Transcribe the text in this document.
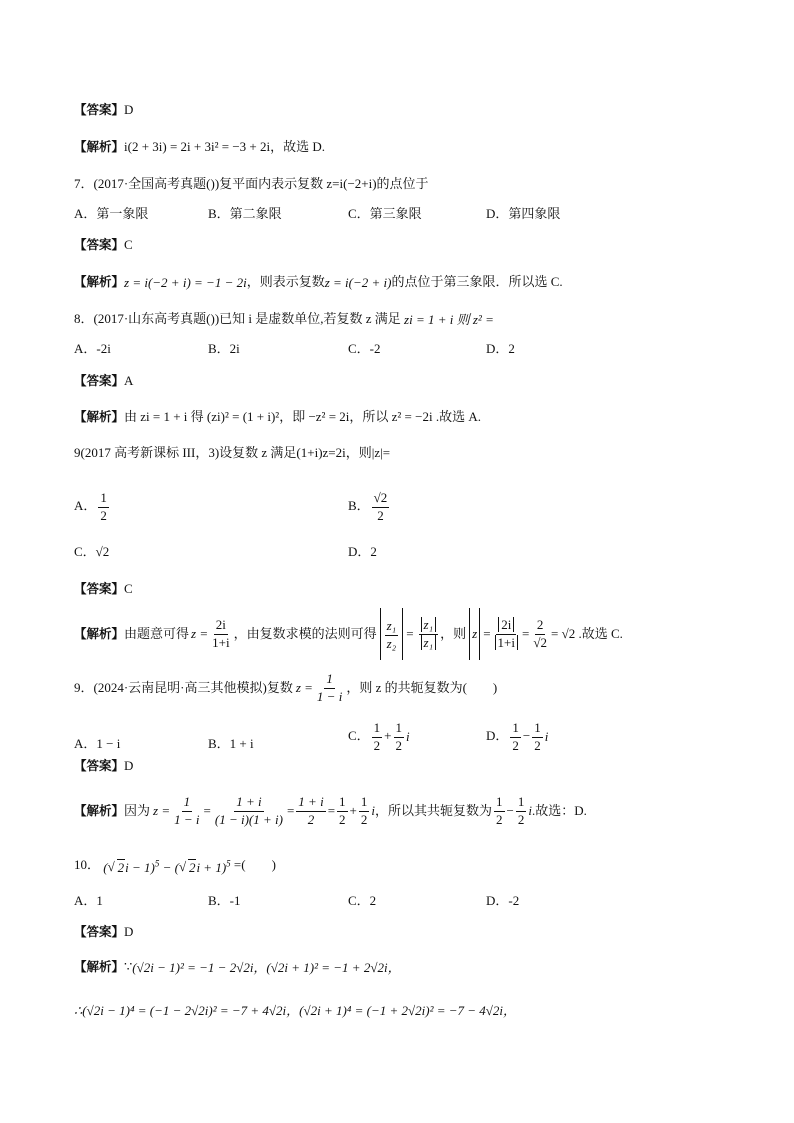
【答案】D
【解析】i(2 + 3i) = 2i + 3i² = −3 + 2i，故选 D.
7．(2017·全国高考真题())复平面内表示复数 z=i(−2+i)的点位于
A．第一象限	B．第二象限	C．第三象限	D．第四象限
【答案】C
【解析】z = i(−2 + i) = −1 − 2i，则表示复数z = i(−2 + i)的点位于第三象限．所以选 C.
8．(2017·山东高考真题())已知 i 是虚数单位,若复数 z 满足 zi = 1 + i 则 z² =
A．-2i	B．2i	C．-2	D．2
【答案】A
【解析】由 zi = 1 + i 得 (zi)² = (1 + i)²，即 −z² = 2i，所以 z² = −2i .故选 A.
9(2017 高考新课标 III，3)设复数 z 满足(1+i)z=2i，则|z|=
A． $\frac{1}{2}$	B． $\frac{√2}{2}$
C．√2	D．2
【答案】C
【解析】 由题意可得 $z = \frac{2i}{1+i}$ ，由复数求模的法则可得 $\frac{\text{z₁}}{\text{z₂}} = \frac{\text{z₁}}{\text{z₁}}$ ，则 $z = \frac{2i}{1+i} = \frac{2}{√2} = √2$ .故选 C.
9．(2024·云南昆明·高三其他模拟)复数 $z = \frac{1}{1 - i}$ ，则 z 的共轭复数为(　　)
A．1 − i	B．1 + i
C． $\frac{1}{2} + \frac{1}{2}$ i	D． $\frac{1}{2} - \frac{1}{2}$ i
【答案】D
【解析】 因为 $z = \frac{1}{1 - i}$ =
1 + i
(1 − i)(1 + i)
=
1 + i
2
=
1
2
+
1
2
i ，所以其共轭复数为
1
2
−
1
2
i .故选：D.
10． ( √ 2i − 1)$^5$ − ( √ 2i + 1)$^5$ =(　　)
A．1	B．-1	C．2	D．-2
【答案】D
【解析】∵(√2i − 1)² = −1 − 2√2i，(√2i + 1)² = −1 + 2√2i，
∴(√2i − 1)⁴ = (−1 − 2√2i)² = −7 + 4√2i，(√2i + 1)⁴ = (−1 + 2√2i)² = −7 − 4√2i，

....

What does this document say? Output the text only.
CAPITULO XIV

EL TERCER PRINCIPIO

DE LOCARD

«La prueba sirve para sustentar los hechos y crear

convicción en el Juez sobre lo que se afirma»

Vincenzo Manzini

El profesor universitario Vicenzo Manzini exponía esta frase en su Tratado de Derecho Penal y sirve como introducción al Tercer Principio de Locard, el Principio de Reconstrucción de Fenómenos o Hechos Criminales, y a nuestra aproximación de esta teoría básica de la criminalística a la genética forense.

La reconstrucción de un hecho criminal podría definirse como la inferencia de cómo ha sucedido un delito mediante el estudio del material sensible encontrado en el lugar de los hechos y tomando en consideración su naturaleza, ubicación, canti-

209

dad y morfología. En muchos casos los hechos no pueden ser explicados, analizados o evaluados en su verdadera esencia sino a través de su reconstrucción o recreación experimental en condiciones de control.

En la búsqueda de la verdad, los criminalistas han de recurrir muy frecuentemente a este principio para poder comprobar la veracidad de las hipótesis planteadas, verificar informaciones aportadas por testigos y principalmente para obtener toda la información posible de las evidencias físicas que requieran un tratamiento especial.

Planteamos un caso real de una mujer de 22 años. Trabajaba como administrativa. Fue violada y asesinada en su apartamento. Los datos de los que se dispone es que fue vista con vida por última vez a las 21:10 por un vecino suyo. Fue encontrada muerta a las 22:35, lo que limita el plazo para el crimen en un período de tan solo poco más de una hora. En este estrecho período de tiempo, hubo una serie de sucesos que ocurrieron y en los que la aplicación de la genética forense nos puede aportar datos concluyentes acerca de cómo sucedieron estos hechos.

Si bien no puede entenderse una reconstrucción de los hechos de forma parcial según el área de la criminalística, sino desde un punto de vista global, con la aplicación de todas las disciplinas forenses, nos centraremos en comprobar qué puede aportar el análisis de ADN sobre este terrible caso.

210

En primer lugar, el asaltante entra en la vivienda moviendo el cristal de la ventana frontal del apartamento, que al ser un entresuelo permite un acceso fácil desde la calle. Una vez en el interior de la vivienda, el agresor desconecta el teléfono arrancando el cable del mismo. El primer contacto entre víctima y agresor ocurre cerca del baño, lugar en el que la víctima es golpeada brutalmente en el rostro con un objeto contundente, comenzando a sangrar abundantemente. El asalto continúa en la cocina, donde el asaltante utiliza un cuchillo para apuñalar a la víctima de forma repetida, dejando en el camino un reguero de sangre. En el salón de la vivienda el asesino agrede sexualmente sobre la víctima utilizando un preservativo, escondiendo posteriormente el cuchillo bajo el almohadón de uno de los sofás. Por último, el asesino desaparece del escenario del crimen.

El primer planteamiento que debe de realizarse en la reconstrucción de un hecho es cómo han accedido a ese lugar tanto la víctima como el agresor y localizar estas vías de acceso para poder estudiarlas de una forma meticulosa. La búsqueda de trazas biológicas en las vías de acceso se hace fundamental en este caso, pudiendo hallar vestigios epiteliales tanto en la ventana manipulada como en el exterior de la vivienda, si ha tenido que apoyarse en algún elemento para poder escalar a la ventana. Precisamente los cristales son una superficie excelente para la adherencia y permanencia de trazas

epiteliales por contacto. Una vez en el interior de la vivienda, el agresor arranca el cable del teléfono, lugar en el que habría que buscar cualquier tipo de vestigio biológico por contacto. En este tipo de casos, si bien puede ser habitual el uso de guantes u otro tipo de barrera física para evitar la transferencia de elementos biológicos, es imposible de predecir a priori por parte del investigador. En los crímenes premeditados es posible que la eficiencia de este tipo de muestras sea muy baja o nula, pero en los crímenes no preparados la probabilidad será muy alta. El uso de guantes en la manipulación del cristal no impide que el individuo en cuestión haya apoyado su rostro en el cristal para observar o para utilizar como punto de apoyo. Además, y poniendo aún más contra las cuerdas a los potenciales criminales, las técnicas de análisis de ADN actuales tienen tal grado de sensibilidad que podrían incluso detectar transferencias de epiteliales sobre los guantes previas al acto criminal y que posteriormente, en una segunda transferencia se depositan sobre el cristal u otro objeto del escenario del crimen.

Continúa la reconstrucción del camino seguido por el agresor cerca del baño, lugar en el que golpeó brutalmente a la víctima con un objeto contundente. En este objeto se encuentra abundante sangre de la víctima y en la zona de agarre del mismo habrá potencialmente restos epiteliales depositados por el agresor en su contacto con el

....

**Problem to solve:** Search the data for "poder" and list every line in which it occurs.

**Expected output:**
En la búsqueda de la verdad, los criminalistas han de recurrir muy frecuentemente a este principio para poder comprobar la veracidad de las hipótesis planteadas, verificar informaciones aportadas por testigos y principalmente para obtener toda la información posible de las evidencias físicas que requieran un tratamiento especial.
El primer planteamiento que debe de realizarse en la reconstrucción de un hecho es cómo han accedido a ese lugar tanto la víctima como el agresor y localizar estas vías de acceso para poder estudiarlas de una forma meticulosa. La búsqueda de trazas biológicas en las vías de acceso se hace fundamental en este caso, pudiendo hallar vestigios epiteliales tanto en la ventana manipulada como en el exterior de la vivienda, si ha tenido que apoyarse en algún elemento para poder escalar a la ventana. Precisamente los cristales son una superficie excelente para la adherencia y permanencia de trazas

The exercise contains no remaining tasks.